WRITTEN PROBLEM
Write out the lines of the records from the first line down to and including the line containing "heatmap-cell [400, 315, 478, 351]" as a numbered list, leaving out any blank lines.

AVAILABLE RECORDS
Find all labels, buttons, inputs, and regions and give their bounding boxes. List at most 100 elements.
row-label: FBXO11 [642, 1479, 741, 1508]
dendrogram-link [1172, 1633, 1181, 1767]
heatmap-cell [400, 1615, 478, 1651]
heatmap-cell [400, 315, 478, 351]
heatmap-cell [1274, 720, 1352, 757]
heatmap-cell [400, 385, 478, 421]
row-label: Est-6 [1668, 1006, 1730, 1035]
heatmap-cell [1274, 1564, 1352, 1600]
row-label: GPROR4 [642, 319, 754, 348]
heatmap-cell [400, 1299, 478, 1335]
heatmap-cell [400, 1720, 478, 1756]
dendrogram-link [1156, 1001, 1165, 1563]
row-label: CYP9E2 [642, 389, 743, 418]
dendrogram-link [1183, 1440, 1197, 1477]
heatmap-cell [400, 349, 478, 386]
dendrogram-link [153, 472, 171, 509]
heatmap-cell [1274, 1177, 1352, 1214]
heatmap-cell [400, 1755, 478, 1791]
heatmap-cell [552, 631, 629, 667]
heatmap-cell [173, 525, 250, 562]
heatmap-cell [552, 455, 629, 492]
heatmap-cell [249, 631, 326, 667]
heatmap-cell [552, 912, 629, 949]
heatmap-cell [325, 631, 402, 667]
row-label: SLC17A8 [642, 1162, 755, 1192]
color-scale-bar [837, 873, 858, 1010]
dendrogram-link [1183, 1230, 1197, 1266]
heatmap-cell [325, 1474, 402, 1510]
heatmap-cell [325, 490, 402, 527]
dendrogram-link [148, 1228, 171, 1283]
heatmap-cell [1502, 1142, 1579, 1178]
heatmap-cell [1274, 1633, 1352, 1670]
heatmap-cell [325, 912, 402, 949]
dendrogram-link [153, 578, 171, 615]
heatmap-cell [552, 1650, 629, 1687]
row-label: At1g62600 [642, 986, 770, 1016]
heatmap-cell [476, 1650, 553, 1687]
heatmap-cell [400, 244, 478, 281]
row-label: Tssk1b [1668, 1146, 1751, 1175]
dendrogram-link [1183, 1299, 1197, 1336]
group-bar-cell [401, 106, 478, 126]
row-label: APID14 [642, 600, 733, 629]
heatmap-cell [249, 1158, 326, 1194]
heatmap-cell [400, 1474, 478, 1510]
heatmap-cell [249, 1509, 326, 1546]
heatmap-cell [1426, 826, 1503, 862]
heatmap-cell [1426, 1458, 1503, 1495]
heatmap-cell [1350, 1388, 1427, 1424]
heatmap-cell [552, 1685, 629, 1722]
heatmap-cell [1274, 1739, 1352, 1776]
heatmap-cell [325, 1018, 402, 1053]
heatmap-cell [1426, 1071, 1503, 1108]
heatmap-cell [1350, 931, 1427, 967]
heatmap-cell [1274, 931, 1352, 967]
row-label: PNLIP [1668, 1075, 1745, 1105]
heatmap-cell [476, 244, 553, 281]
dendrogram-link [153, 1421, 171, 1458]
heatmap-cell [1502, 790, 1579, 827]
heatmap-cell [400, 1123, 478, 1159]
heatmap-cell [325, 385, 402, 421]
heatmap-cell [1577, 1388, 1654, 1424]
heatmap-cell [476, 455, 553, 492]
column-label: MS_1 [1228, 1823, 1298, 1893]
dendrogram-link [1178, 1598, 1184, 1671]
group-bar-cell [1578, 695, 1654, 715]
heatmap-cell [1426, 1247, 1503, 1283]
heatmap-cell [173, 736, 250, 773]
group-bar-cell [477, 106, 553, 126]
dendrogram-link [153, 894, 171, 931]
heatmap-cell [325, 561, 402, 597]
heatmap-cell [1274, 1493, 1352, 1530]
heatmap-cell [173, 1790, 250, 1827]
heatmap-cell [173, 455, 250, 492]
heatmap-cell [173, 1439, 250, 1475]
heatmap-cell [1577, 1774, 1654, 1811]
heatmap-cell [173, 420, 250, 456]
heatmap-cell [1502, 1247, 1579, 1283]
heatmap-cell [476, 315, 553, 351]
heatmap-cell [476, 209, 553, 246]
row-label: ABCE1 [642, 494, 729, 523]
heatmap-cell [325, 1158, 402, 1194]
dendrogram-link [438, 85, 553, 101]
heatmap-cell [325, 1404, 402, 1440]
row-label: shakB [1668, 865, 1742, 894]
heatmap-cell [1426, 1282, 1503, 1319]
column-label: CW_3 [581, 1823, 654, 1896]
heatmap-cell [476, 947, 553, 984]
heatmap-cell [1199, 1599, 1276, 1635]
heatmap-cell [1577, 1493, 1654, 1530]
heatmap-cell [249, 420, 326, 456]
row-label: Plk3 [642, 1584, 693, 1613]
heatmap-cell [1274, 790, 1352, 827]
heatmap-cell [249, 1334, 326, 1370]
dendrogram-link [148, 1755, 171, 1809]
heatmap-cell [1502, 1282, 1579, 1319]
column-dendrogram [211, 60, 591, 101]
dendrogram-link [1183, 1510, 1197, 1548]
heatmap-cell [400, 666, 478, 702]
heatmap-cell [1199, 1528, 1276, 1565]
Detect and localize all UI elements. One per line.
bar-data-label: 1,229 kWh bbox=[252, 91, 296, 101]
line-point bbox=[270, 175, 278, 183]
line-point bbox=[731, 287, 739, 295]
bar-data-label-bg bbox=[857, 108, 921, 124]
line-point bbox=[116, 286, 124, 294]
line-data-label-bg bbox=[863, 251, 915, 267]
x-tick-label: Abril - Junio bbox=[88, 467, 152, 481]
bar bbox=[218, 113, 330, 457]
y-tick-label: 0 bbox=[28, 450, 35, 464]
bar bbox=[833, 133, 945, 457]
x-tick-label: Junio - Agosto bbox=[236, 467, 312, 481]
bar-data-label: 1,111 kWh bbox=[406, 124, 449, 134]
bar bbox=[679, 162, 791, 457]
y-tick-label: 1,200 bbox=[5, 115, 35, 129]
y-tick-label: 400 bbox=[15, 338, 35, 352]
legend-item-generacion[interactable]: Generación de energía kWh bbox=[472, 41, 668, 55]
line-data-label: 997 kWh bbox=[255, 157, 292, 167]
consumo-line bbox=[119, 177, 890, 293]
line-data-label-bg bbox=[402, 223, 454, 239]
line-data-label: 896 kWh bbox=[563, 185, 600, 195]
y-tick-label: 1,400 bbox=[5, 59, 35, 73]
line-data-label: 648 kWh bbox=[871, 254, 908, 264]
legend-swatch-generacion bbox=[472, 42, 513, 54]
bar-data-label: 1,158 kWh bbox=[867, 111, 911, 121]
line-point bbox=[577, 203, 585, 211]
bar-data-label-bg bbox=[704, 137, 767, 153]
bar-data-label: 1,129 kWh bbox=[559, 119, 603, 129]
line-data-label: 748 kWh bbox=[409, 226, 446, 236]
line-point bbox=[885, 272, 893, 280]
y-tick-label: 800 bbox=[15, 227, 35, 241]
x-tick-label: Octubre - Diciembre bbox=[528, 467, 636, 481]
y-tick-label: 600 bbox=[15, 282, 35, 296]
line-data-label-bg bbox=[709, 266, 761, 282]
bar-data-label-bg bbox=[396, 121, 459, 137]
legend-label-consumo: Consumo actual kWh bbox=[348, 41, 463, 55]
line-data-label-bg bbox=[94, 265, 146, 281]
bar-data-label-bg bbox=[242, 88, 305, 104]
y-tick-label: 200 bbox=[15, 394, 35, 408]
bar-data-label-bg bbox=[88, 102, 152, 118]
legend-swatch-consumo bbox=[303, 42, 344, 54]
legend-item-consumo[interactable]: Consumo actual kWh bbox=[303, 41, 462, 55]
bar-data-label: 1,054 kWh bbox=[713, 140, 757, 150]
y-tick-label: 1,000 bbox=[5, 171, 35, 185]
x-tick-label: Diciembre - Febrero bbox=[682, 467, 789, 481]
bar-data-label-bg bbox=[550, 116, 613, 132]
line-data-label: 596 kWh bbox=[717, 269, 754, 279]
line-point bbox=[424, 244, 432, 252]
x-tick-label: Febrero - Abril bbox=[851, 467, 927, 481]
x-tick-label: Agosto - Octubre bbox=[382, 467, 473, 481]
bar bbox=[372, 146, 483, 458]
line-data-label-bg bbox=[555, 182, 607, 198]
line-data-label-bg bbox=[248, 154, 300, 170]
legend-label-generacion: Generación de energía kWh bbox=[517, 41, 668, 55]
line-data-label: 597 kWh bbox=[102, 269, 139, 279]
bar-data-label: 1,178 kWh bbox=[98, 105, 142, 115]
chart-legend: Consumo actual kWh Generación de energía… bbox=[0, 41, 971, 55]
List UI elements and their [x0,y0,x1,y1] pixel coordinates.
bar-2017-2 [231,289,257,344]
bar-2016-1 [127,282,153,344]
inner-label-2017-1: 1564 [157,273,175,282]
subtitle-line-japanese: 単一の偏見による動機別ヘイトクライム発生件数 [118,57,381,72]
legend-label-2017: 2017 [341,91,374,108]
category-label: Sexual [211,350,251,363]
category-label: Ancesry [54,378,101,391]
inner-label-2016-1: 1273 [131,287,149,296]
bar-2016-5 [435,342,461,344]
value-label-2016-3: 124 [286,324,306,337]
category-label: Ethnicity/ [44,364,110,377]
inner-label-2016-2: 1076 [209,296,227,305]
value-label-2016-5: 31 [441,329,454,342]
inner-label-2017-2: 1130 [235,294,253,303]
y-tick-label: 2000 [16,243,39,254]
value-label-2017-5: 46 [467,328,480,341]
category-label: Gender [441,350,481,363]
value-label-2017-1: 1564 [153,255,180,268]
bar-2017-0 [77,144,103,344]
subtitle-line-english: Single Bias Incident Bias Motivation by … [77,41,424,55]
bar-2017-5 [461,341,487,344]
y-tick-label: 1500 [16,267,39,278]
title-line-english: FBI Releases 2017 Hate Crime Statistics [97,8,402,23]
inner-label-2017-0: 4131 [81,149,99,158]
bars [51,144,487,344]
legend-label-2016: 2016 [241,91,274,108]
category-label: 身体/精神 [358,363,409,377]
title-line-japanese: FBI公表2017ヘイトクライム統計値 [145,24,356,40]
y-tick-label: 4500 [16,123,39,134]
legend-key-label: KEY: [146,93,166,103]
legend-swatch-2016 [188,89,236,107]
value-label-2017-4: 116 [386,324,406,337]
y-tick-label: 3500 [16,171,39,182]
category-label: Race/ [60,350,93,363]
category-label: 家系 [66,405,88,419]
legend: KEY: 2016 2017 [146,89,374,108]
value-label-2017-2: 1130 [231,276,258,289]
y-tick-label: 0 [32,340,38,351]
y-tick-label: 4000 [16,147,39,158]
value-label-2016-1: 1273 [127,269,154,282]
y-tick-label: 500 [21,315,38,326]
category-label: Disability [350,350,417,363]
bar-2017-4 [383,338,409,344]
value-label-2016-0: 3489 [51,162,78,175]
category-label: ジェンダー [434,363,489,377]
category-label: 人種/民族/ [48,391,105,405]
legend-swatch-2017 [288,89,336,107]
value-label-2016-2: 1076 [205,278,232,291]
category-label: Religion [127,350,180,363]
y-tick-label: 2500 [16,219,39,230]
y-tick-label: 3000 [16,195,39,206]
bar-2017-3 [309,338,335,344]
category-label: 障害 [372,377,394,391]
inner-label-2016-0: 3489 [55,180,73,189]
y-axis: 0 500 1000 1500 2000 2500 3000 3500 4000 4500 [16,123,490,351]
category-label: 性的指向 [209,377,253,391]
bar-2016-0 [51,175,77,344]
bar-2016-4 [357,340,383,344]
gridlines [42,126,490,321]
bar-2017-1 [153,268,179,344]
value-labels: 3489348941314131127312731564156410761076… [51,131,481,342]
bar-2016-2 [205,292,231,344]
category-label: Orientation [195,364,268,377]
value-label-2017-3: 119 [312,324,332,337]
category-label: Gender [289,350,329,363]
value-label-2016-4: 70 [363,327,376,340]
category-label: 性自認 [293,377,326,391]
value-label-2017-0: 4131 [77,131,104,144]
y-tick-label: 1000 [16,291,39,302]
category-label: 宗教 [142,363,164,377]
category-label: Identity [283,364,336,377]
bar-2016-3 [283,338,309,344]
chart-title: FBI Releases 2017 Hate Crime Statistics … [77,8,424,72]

RESULT OF THIS EXERCISE
1. Find all labels, buttons, inputs, and regions and give their bounding boxes. List at most 100 elements.
2. row-label: FBXO11 [642, 1479, 741, 1508]
3. dendrogram-link [1172, 1633, 1181, 1767]
4. heatmap-cell [400, 1615, 478, 1651]
5. heatmap-cell [400, 315, 478, 351]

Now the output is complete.